▶ [WHAT TO PRODUCE]: Pull out every line of the records below that contains the string "Loss", matching case exactly.

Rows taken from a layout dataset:
## START

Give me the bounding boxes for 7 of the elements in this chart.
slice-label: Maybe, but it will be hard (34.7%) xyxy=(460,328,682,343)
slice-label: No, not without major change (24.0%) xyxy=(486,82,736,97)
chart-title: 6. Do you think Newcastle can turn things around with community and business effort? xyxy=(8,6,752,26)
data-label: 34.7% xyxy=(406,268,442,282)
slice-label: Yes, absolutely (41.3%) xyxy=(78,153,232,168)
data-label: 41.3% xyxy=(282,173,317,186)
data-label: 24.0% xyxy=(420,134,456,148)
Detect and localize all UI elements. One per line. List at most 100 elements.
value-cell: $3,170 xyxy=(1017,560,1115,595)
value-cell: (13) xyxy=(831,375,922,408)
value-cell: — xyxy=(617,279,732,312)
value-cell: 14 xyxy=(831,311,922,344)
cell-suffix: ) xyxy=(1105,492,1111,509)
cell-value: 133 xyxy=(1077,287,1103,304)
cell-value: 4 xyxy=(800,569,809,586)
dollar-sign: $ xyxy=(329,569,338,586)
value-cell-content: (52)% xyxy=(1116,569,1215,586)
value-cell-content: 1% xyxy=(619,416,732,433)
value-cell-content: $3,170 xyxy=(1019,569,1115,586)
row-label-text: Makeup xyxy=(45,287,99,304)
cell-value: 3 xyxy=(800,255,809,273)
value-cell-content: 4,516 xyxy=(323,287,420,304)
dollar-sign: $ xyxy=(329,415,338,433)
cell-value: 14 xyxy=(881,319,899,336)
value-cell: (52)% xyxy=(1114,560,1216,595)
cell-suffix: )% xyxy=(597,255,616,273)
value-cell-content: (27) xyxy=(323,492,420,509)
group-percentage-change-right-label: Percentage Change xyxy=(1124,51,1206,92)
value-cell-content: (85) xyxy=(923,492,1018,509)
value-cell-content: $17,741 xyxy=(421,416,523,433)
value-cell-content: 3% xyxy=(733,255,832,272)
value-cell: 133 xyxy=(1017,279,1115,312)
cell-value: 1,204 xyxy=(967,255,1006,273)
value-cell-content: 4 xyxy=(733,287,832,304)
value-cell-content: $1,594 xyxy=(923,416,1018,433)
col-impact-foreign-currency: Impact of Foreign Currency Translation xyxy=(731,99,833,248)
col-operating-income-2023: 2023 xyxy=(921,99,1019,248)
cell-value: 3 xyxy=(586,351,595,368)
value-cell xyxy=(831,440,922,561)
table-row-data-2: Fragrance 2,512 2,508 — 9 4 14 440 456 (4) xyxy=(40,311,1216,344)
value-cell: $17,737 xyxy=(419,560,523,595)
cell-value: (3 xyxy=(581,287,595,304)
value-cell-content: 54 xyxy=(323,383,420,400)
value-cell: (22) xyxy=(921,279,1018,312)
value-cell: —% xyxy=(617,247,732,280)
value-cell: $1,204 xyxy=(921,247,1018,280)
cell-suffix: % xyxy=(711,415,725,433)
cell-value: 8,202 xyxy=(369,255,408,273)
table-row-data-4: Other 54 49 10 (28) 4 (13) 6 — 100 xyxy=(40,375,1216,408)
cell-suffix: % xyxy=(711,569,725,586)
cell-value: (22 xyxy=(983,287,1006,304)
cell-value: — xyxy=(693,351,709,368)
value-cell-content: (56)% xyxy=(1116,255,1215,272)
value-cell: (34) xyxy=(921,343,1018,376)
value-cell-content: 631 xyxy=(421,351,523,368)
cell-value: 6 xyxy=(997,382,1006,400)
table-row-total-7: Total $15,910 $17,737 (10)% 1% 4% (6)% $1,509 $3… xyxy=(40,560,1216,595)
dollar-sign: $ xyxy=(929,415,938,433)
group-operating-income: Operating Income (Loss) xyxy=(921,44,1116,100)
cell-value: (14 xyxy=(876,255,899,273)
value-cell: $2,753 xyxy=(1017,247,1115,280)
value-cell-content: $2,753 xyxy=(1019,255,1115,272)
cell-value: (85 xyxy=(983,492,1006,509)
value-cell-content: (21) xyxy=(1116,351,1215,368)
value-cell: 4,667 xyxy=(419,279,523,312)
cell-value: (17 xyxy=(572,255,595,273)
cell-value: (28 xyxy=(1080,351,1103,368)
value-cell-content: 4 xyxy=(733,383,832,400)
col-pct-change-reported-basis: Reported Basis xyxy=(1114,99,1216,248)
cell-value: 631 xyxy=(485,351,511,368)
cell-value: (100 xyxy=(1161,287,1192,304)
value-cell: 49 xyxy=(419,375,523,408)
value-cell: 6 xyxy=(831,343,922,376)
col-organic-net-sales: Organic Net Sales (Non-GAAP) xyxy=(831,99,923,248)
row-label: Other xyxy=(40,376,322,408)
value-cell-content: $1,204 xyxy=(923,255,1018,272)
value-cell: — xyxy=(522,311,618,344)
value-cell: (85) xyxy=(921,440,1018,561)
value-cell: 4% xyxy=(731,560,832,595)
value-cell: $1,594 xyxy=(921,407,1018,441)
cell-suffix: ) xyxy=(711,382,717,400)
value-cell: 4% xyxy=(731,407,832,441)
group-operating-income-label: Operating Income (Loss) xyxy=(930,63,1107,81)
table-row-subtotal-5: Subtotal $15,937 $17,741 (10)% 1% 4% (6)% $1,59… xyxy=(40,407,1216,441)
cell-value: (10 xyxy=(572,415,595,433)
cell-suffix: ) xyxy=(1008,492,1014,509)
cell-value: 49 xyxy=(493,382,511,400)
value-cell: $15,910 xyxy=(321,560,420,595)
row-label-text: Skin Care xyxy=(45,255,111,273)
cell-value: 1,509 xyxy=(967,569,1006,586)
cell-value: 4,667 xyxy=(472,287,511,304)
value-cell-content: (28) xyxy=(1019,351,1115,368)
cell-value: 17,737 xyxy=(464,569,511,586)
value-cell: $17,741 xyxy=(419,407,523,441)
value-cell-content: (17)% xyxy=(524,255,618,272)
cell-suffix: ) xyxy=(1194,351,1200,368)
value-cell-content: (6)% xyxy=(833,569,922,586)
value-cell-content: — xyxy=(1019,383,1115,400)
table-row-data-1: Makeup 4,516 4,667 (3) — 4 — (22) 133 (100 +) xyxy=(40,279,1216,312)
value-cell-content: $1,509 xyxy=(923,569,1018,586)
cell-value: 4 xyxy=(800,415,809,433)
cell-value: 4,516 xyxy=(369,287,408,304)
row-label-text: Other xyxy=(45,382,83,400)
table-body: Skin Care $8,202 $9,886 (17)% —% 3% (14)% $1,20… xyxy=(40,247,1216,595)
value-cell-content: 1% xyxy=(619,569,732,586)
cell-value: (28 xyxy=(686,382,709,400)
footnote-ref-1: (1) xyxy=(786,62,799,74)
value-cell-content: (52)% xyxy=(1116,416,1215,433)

## END

▶ [RESPONSE TO THIS EXERCISE]:
group-operating-income: Operating Income (Loss) xyxy=(921,44,1116,100)
group-operating-income-label: Operating Income (Loss) xyxy=(930,63,1107,81)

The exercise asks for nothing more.